▶ _SOURCE EXCERPT_
Consider also that 4096 of our inputs (256KB) can fit comfortably into the L2 caches of most recent architectures. It is inexpensive to repeatedly load a chunk of 4096 examples.

Therefore, we operate in chunks, incrementing the accumulator for a single target bit using 4096 examples before repeating for the next target bit.

Performance

We will not bother to present performance numbers because, even with AVX512 VPOPCNTDQ, it is between 60 and 90 times slower than the implementation which we will now present.

Bit slicing

Consider that especially in the early iterations, most of our weights are unset. Consider also that we are only changing a very few bits; in the case of unit search, one bit, in the case of exp search, seven bits.

Would it not be nice if we could tell our CPU to perform part of a computation, store the intermediate result, and complete it many different ways?

That would be truly wonderful.

Our popcounts rarely exceed ~20. This only needs five bits, and yet we are forced to use a minimum of eight, and in practice, 32 bits to store the sum. Would it not be nice if, when we need a 5-bit integer, we could allocate a 5-bit integer, for 5/64ths the cost of allocating a 64-bit integer?

That would be truly wonderful.

But this is obviously impossible unless we go so far as to use the magic of FPGAs or custom silicon; no normal CPU allows us to use such small integers for a cost anything close to linear with their size.

We did it anyway.

Consider: when a CPU adds two numbers, what does it do? It chains adders together. A single-bit adder is merely a collection of approximately five gates. We can also do this in software, as follows.

▶ _OBJECTIVES_
[1] List every sentence in the excerpt that begins with the word "Consider."
[2] Decide whether each statement agrees with the excerpt, answering yes or no and quoting the deciding words:
(a) 4096 inputs take up 256KB.
(b) Exp search changes five bits.
(c) Performance numbers are given for the implementation that uses AVX512 VPOPCNTDQ.

▶ _EXCERPTED DATA_
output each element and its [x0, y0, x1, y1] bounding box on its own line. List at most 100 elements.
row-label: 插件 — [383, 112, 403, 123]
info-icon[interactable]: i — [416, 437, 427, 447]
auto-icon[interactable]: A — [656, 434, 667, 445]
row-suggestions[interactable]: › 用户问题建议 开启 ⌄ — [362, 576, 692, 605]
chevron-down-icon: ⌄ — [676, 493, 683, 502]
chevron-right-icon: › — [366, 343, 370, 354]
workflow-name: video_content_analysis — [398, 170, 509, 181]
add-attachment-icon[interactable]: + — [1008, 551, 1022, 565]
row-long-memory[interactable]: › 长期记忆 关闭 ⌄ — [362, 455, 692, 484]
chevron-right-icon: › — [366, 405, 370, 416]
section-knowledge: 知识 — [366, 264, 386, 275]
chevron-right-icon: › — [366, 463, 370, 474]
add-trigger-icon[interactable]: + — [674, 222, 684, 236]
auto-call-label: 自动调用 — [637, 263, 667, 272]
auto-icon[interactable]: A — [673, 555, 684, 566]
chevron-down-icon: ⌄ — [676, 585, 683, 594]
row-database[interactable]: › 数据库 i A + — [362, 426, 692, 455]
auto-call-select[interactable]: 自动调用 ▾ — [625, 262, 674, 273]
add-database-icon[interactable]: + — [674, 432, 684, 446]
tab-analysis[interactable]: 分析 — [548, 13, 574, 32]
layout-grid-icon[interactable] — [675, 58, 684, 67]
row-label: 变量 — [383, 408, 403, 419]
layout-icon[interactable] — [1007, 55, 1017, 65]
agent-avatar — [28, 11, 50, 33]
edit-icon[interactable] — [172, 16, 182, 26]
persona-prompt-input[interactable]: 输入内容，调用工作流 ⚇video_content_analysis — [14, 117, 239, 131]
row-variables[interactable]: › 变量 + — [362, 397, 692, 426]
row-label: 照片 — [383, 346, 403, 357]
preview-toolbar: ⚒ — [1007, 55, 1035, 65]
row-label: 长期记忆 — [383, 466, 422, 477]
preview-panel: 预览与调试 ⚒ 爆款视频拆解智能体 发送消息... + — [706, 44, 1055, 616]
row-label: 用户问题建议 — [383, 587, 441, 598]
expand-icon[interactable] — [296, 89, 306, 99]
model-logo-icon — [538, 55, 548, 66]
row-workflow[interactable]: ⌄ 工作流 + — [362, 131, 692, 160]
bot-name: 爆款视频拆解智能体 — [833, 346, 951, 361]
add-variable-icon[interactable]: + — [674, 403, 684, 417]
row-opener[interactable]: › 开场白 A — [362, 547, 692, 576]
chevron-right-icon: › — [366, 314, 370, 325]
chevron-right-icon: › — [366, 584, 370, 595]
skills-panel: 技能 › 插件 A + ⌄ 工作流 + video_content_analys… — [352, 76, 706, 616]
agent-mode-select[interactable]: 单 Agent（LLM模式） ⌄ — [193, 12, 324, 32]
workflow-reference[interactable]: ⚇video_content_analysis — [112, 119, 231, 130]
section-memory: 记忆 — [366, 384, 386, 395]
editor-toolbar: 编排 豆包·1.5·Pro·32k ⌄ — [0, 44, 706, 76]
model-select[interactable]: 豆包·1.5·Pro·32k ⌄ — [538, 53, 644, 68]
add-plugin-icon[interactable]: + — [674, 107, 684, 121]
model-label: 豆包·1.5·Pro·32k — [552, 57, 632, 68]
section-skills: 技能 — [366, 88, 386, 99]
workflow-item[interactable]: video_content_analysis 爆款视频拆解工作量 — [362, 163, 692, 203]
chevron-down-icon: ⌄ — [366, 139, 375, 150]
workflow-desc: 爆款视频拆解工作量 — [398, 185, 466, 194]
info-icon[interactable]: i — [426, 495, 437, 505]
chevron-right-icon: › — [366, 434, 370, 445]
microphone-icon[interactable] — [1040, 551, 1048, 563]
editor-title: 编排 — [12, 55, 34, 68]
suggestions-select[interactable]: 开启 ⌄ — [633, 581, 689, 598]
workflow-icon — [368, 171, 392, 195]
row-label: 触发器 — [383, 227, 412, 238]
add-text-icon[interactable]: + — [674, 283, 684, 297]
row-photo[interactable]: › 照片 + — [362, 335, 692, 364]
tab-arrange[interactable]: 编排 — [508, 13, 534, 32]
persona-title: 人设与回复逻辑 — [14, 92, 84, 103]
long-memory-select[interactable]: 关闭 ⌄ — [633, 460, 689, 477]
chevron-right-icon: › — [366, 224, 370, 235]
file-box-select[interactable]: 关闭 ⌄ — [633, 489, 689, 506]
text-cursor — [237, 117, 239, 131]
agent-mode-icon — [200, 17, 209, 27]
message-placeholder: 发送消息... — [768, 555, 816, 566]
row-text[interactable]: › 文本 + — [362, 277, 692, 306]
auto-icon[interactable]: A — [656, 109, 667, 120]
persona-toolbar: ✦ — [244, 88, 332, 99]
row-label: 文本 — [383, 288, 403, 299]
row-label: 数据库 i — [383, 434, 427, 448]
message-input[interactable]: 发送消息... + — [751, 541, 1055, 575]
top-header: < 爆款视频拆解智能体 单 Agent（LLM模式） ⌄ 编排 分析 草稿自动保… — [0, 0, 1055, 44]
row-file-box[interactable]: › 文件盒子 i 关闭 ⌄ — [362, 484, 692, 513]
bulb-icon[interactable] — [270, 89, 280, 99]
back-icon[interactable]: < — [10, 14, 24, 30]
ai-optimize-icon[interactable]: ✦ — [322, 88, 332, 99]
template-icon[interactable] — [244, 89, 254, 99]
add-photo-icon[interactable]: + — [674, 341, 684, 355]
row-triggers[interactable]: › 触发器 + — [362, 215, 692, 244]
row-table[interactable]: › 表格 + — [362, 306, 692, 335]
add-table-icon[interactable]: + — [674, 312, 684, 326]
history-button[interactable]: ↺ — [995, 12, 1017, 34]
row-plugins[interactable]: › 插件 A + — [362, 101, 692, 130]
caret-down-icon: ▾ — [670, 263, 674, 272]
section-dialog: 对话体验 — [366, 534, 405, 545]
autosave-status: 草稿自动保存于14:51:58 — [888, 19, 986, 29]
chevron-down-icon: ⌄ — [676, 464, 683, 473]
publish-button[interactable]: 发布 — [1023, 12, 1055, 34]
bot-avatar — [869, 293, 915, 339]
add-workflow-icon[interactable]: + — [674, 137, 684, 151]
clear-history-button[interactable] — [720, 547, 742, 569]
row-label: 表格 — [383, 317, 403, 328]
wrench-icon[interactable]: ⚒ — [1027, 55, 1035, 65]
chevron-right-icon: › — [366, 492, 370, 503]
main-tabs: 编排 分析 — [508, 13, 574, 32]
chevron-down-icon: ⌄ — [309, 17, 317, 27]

▶ _OUTPUTS BY TASK_
[1]
1. "Consider also that 4096 of our inputs (256KB) can fit comfortably into the L2 caches of most recent architectures."
2. "Consider that especially in the early iterations, most of our weights are unset."
3. "Consider also that we are only changing a very few bits; in the case of unit search, one bit, in the case of exp search, seven bits."
4. "Consider: when a CPU adds two numbers, what does it do?"

[2]
(a) Yes: "4096 of our inputs (256KB)"
(b) No: "in the case of exp search, seven bits"
(c) No: "We will not bother to present performance numbers"